• **ESERCIZIO SCRITTO 1**: Estrai dal brano sulla prigione il passo che comincia con le parole "Proverò a raccontare, a" e termina dopo le parole "carta sarà arduo.", copiandolo senza alcuna modifica.
• **ESERCIZIO SCRITTO 2**:
Rispondi in breve alle seguenti domande sul brano sulla prigione.
(a) Che cosa si trova sulla sinistra nel cortile?
(b) A che cosa viene paragonata la grandezza del cortile?
(c) A partire da che ora vengono rinchiusi i ragazzi detenuti?

• **ESTRATTO DEL TESTO**:
□ □ □ □ □

Ma com’è questa prigione? Perché la definisco buco sovraffollato? Dove stanno, come sono organizzati i detenuti? 
Proverò a raccontare, a descrivere, il nostro nuovo “terreno di gioco”, anche se, ripeto, il sovraffollamento di pensieri ed emozioni, ha reso difficile la registrazione della realtà e il mio tentativo di fissarlo su carta sarà arduo.
Quando ci hanno aperto il primo cancello siamo entrati in una grande stanza, piena di una trentina tra ragazzi e ragazzi, intenti a parlare, urlare, ridere; chi seduto, chi in piedi, incuriositi e divertiti dalla nostra presenza ci guardavano e cercavano in qualunque modo di attirare la nostra attenzione, chiamandoci, chiedendoci la maglia, le scarpe, l'orologio; attraversiamo la stanza e passiamo attraverso un altro cancello, che ci conduce in un corridoio all’aperto, che sfocia in un cortile, anch’esso aperto, grande più o meno come un campo a sette, occupato da panche di legno, tende, negozietti di vario genere e gente da tutte le parti (negozietti, si, bancarelle, piene di frutta, schifezze fritte, pesce...un souq, un vero e proprio souq in prigione); sulla sinistra il barbiere, davanti a noi la “chiesa” protestante, il negozio di sartoria, la lavanderia e poi chi cucina una pannocchia, chi tosta le arachidi, chi vende biscotti secchi, chi bibite. Una strada di villaggio col suo mercato, ecco cosa mi è sembrato: mancavano solo i moto taxi e poi poteva tranquillamente essere una qualsiasi strada di una qualsiasi città, la’ fuori. In fondo a questo cortile un piccolo corridoio, superato il quale, sulla destra, un altro cancello porta al quartiere dei minori, ossia il settore dei ragazzi detenuti. Ladruncoli di strada, piccoli truffatori, bambini fuggiti dal nord, terrorizzato da Boko Haram, o dalle follie della guerra centroafricana; dodicenni, quindicenni, tutti insieme, tutti costretti in questo spazio all’aperto durante il giorno, grande come un campo da calcetto, e rinchiusi dalle 16:30 in 25 per prigione. Loro, da domani, saranno i nostri giocatori…bon chance.

□ □ □ □ □

• **MATERIALE FORNITO**:
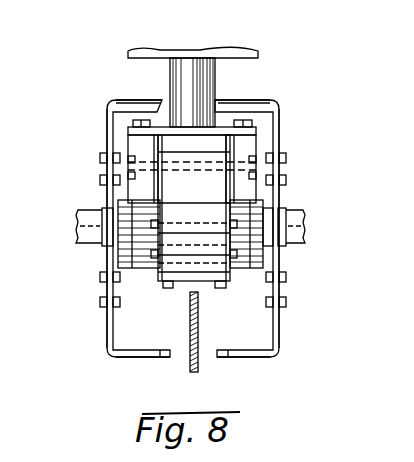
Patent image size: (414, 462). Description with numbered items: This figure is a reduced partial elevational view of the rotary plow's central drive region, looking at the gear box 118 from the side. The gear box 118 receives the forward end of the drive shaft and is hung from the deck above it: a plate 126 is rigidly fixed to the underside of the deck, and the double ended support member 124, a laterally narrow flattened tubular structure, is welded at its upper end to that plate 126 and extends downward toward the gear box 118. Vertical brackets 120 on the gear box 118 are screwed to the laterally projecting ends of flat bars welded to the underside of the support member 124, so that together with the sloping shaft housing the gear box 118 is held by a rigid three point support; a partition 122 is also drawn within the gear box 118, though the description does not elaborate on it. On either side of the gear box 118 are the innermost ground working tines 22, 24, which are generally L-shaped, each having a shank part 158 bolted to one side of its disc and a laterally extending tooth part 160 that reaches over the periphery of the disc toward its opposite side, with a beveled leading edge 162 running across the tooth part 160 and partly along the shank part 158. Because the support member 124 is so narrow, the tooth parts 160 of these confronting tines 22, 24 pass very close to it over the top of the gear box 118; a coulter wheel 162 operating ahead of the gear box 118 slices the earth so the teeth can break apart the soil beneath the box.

□ □ □ □ □

• **RISPOSTA COMPLETA 1**:
Proverò a raccontare, a descrivere, il nostro nuovo “terreno di gioco”, anche se, ripeto, il sovraffollamento di pensieri ed emozioni, ha reso difficile la registrazione della realtà e il mio tentativo di fissarlo su carta sarà arduo.

• **RISPOSTA COMPLETA 2**:
(a) Il barbiere.
(b) A un campo a sette, più o meno.
(c) Dalle 16:30.